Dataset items
※
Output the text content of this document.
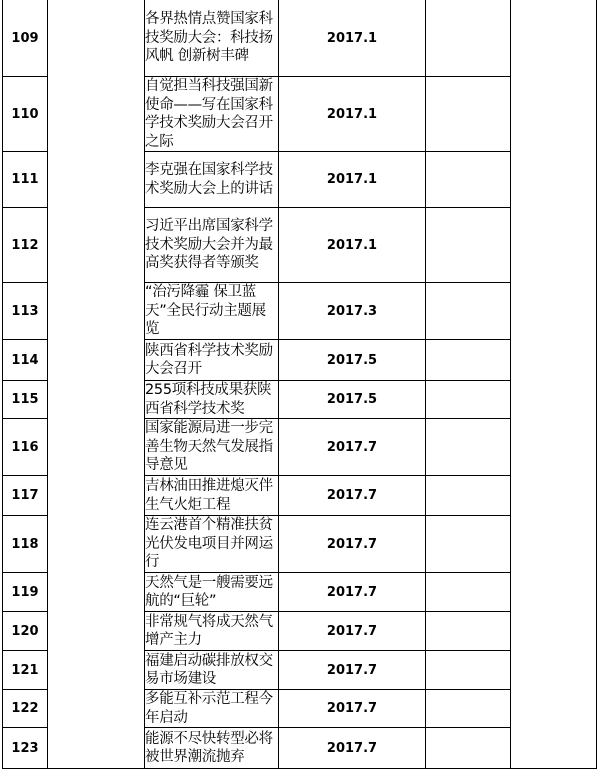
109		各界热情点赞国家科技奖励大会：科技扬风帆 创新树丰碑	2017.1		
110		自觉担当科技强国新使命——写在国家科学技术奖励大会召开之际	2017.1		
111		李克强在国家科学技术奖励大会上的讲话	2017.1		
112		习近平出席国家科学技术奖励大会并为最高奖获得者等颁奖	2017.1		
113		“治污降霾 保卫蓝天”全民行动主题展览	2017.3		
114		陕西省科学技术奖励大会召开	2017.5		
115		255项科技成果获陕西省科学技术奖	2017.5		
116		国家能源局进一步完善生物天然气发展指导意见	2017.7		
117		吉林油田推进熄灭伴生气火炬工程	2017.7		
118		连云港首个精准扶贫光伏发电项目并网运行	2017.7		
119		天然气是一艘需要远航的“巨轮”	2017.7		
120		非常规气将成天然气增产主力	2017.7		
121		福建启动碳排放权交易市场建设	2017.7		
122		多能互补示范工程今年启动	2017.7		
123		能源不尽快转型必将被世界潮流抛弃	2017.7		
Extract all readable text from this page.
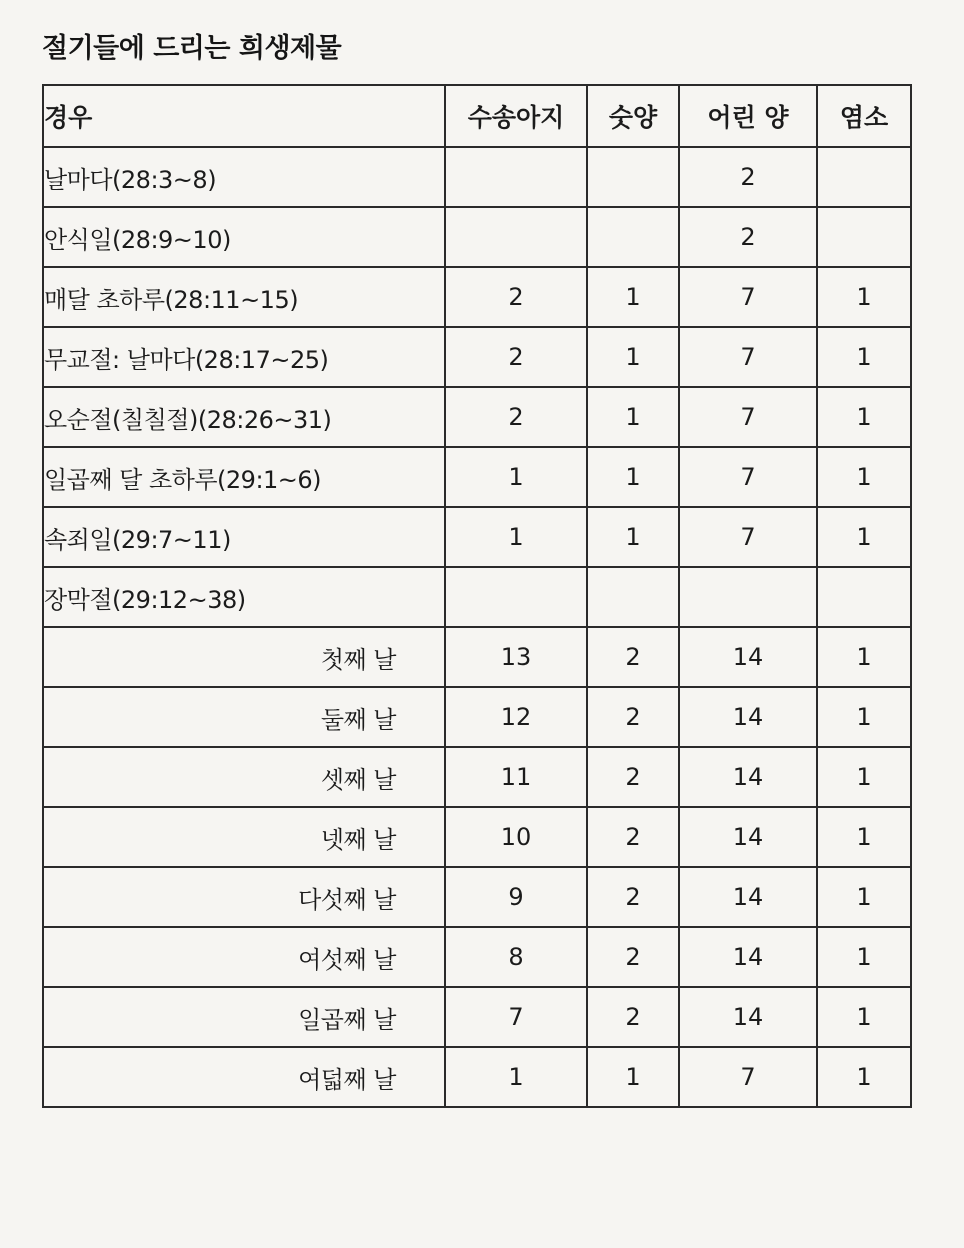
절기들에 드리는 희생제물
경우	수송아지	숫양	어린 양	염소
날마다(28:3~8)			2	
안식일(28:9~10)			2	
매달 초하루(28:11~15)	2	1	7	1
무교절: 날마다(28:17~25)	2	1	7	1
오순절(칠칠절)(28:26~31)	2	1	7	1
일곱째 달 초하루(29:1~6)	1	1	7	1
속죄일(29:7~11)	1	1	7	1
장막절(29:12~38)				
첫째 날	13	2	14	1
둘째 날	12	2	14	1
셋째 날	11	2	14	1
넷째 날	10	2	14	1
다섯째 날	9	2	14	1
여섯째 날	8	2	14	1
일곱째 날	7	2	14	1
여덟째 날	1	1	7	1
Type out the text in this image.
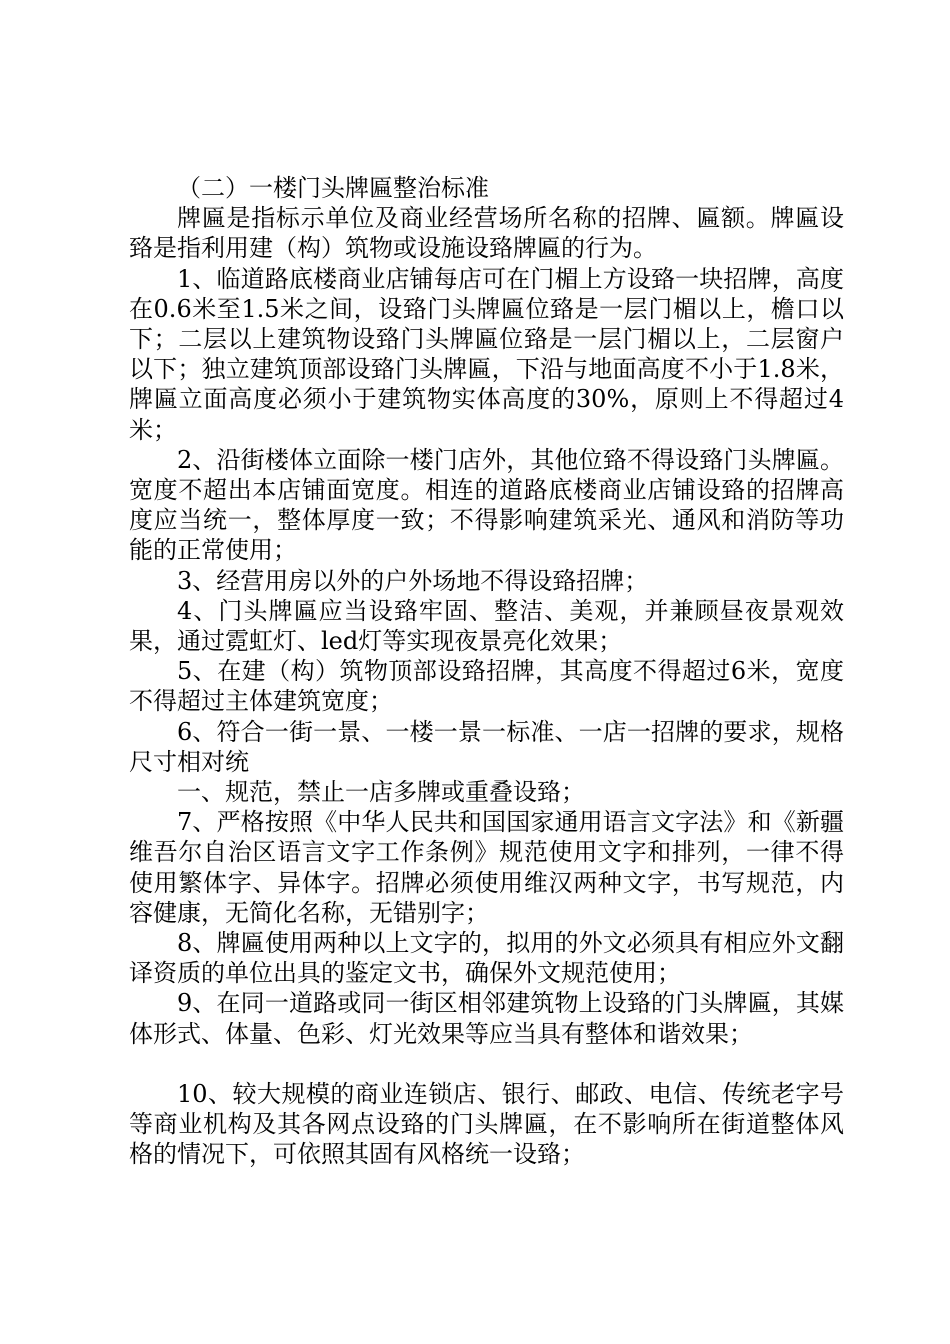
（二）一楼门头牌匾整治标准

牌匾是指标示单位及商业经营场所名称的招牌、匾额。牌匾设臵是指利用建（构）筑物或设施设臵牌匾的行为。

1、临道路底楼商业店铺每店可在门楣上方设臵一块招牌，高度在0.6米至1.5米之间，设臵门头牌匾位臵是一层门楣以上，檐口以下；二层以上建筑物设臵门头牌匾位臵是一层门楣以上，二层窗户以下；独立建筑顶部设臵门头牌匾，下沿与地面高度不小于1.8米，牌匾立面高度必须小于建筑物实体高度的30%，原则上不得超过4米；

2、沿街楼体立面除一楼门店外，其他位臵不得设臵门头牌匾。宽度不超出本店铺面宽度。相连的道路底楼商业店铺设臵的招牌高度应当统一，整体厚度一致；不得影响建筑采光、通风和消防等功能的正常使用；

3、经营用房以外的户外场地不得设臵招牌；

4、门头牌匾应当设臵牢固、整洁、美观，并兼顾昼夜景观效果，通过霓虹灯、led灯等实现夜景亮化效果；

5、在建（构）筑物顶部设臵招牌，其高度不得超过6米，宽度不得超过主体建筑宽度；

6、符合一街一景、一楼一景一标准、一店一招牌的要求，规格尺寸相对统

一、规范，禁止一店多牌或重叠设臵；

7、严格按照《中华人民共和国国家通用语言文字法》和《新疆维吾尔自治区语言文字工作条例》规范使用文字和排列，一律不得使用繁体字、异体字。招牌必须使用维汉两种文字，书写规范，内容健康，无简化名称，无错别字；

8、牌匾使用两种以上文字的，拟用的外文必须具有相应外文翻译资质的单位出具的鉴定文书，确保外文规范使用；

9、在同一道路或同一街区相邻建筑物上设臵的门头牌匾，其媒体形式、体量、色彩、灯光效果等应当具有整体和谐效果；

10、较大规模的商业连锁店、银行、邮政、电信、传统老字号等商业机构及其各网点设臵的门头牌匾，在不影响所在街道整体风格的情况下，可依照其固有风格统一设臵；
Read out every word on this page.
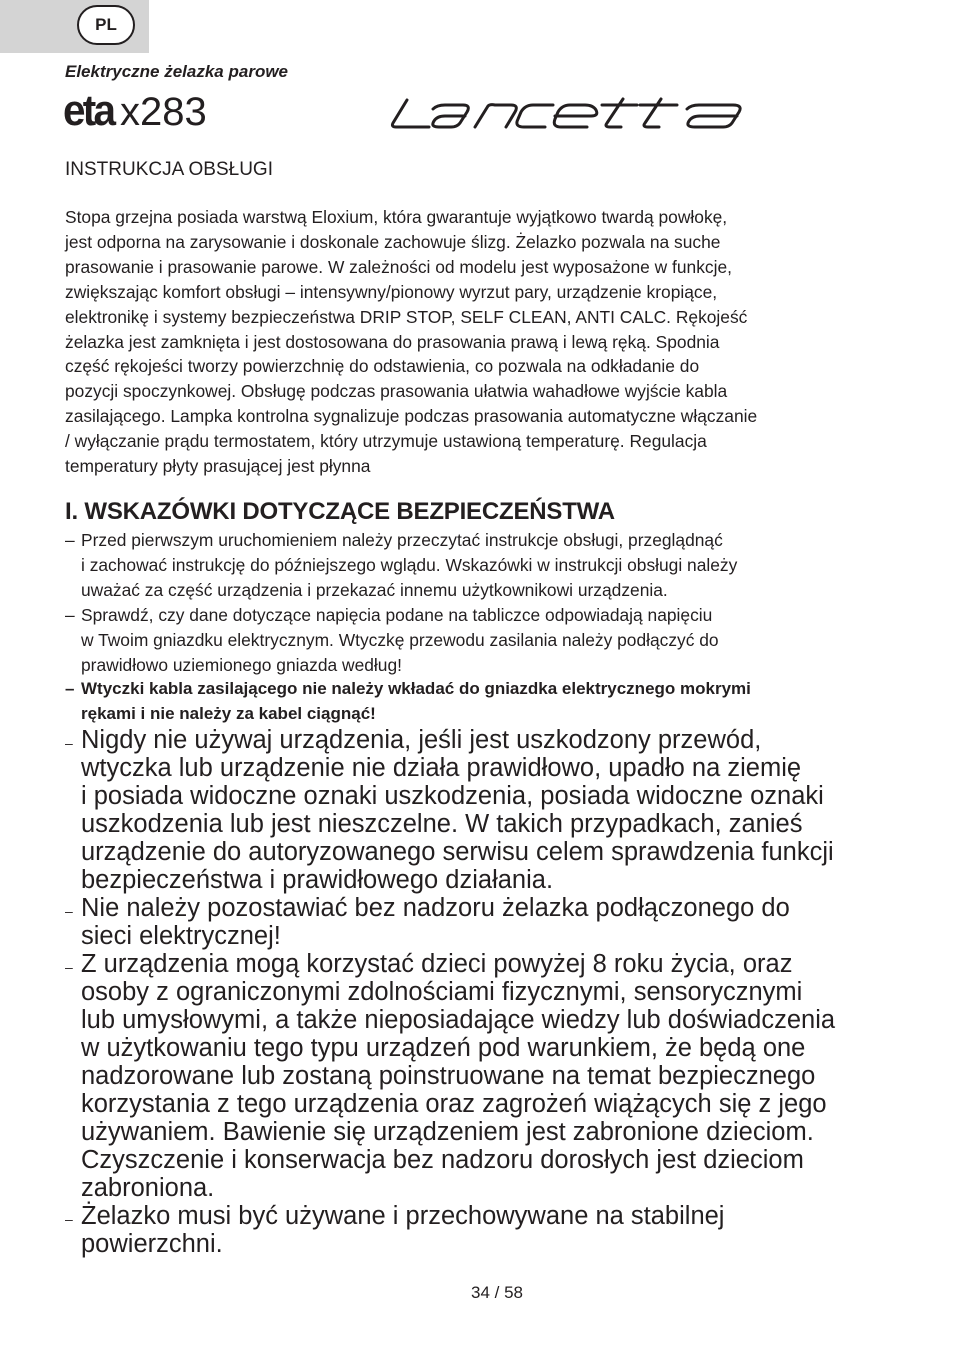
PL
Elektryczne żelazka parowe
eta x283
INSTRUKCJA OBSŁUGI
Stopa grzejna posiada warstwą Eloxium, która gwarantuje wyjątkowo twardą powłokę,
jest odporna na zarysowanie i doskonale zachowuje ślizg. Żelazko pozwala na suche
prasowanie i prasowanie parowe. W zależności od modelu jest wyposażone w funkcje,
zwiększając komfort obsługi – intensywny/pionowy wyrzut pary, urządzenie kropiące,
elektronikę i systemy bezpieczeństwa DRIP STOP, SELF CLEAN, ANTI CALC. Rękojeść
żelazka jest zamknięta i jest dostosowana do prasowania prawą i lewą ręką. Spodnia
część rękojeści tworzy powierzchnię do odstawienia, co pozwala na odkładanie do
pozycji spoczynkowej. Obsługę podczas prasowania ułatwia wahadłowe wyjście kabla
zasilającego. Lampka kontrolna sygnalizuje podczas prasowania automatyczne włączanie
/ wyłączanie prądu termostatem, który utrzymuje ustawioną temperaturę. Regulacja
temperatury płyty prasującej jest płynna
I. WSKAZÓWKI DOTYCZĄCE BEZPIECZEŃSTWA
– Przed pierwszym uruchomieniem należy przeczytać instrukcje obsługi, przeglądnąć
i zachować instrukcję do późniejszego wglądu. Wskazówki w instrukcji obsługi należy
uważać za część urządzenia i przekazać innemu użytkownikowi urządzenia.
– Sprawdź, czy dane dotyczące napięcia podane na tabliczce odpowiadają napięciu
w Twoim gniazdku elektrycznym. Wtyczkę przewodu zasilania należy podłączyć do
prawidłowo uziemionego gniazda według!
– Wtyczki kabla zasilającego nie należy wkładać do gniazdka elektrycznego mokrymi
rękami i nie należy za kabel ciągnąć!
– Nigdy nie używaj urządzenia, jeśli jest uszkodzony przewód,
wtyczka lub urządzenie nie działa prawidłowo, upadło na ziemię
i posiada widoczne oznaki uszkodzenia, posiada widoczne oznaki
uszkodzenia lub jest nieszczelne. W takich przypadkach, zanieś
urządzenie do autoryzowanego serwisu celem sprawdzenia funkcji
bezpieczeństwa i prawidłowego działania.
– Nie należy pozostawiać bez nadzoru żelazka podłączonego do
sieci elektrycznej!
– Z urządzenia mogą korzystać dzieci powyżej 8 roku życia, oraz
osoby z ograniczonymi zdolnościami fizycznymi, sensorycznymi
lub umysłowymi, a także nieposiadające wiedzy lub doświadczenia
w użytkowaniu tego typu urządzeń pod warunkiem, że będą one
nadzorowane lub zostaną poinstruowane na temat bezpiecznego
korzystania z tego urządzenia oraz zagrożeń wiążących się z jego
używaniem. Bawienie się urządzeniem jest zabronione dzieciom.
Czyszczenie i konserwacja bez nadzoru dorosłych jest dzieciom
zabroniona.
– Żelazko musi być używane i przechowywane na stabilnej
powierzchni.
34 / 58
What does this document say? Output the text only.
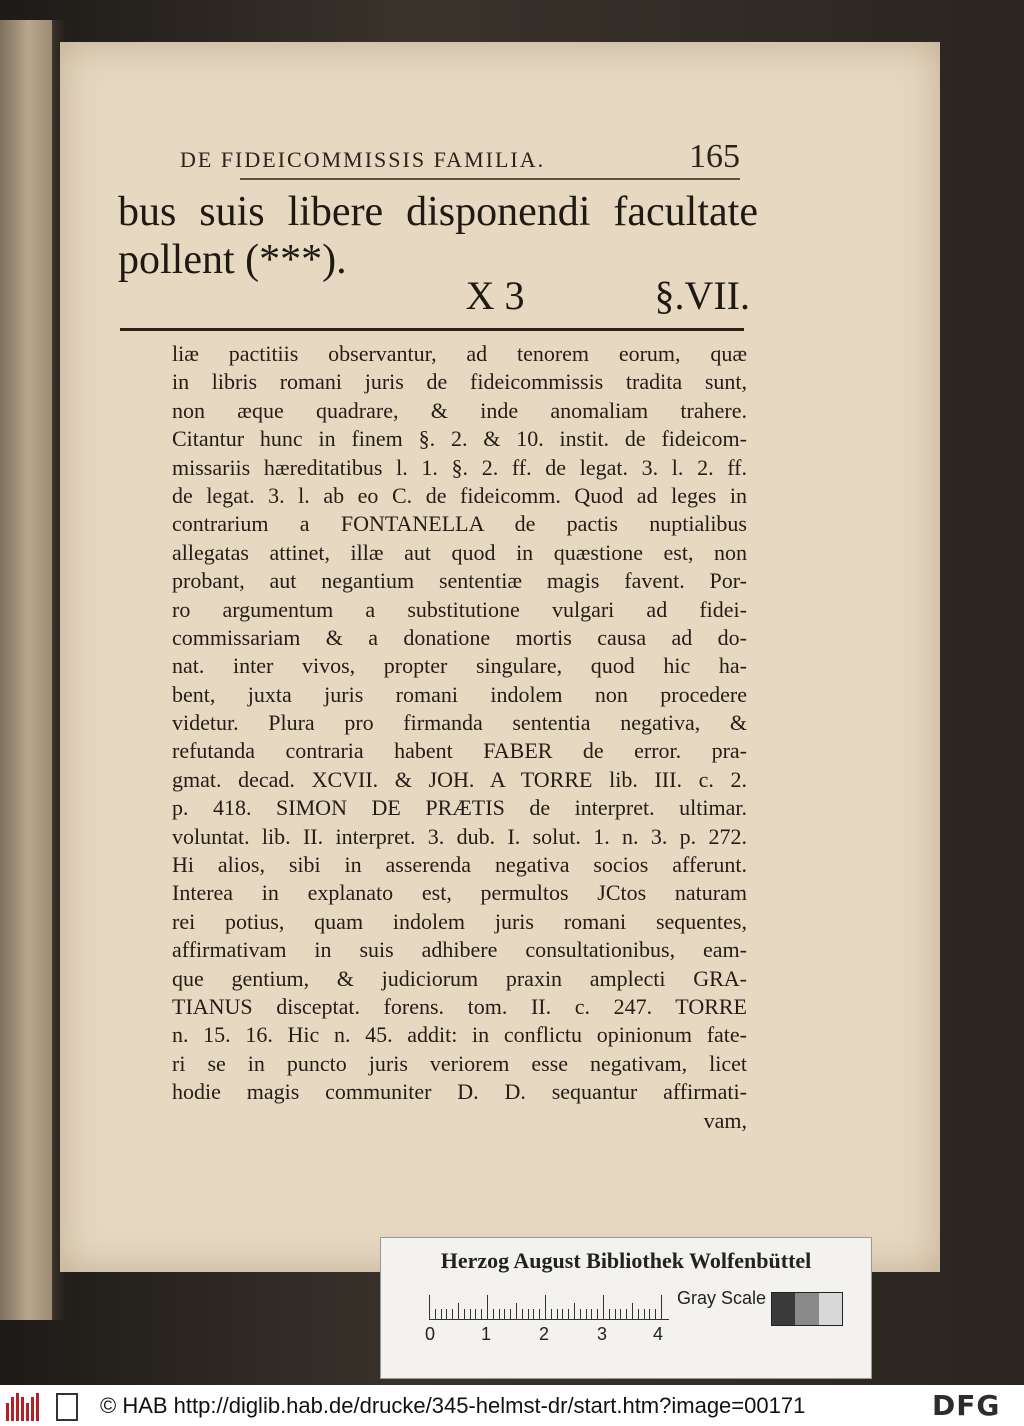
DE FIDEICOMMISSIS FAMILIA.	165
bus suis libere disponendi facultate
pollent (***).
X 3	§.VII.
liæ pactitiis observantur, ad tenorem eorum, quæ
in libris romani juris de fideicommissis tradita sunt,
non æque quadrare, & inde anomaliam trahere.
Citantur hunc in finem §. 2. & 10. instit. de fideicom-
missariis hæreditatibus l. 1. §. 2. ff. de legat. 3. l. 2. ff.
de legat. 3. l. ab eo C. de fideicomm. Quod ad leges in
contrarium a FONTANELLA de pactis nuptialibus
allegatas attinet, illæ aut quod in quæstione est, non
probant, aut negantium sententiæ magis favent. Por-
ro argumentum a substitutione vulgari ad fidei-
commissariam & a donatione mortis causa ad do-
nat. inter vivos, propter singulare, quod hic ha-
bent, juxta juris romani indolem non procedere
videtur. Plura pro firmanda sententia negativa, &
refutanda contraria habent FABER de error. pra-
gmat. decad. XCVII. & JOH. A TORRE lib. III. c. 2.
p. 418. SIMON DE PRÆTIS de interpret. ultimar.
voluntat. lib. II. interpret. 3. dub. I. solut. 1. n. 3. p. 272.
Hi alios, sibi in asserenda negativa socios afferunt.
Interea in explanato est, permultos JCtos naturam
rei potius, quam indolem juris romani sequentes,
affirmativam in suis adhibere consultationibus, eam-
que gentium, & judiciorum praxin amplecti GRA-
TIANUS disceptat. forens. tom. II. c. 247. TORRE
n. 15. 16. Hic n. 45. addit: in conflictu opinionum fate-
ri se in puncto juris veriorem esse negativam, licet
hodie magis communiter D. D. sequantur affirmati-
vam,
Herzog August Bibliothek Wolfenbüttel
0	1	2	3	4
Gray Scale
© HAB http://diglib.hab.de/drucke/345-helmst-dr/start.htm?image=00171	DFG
※
• PROBLEM DESCRIPTION
Report how many lines in the entries hold the string "należy". Nothing but the number is wanted.

• TASK RESULT
6